◆ **CHALLENGE**: Exact reproduction of the data is required, with images excluded.

◆ **DATA**:
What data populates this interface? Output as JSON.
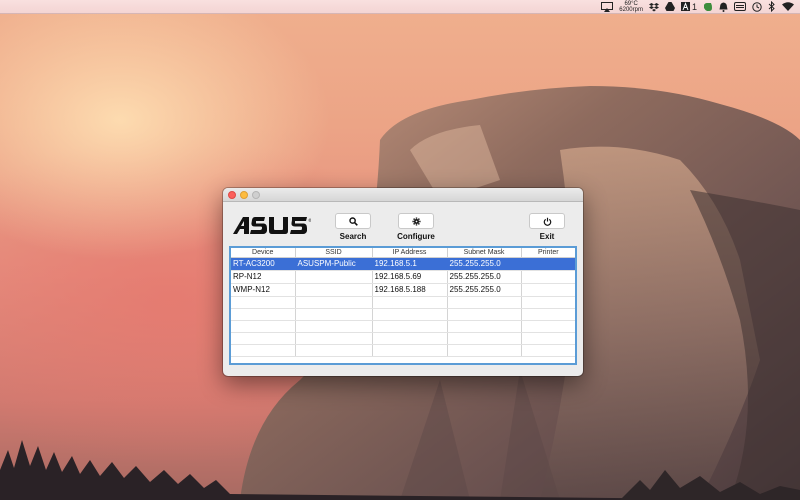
{
  "menubar": {
    "temperature": "69°C",
    "fan_speed": "6200rpm",
    "notification_count": "1",
    "icons": [
      "airplay-icon",
      "dropbox-icon",
      "drive-icon",
      "adobe-icon",
      "evernote-icon",
      "notifications-icon",
      "battery-icon",
      "time-machine-icon",
      "bluetooth-icon",
      "wifi-icon"
    ]
  },
  "window": {
    "brand": "ASUS",
    "toolbar": {
      "search_label": "Search",
      "configure_label": "Configure",
      "exit_label": "Exit"
    },
    "table": {
      "headers": [
        "Device",
        "SSID",
        "IP Address",
        "Subnet Mask",
        "Printer"
      ],
      "rows": [
        {
          "device": "RT-AC3200",
          "ssid": "ASUSPM-Public",
          "ip": "192.168.5.1",
          "subnet": "255.255.255.0",
          "printer": "",
          "selected": true
        },
        {
          "device": "RP-N12",
          "ssid": "",
          "ip": "192.168.5.69",
          "subnet": "255.255.255.0",
          "printer": "",
          "selected": false
        },
        {
          "device": "WMP-N12",
          "ssid": "",
          "ip": "192.168.5.188",
          "subnet": "255.255.255.0",
          "printer": "",
          "selected": false
        }
      ],
      "empty_rows": 5
    }
  },
  "colors": {
    "selection": "#3b6fd6",
    "table_border": "#5b9cd6"
  }
}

◆ **REPLY**:
What data populates this interface? Output as JSON.
{
  "menubar": {
    "temperature": "69°C",
    "fan_speed": "6200rpm",
    "notification_count": "1",
    "icons": [
      "airplay-icon",
      "dropbox-icon",
      "drive-icon",
      "adobe-icon",
      "evernote-icon",
      "notifications-icon",
      "battery-icon",
      "time-machine-icon",
      "bluetooth-icon",
      "wifi-icon"
    ]
  },
  "window": {
    "brand": "ASUS",
    "toolbar": {
      "search_label": "Search",
      "configure_label": "Configure",
      "exit_label": "Exit"
    },
    "table": {
      "headers": [
        "Device",
        "SSID",
        "IP Address",
        "Subnet Mask",
        "Printer"
      ],
      "rows": [
        {
          "device": "RT-AC3200",
          "ssid": "ASUSPM-Public",
          "ip": "192.168.5.1",
          "subnet": "255.255.255.0",
          "printer": "",
          "selected": true
        },
        {
          "device": "RP-N12",
          "ssid": "",
          "ip": "192.168.5.69",
          "subnet": "255.255.255.0",
          "printer": "",
          "selected": false
        },
        {
          "device": "WMP-N12",
          "ssid": "",
          "ip": "192.168.5.188",
          "subnet": "255.255.255.0",
          "printer": "",
          "selected": false
        }
      ],
      "empty_rows": 5
    }
  },
  "colors": {
    "selection": "#3b6fd6",
    "table_border": "#5b9cd6"
  }
}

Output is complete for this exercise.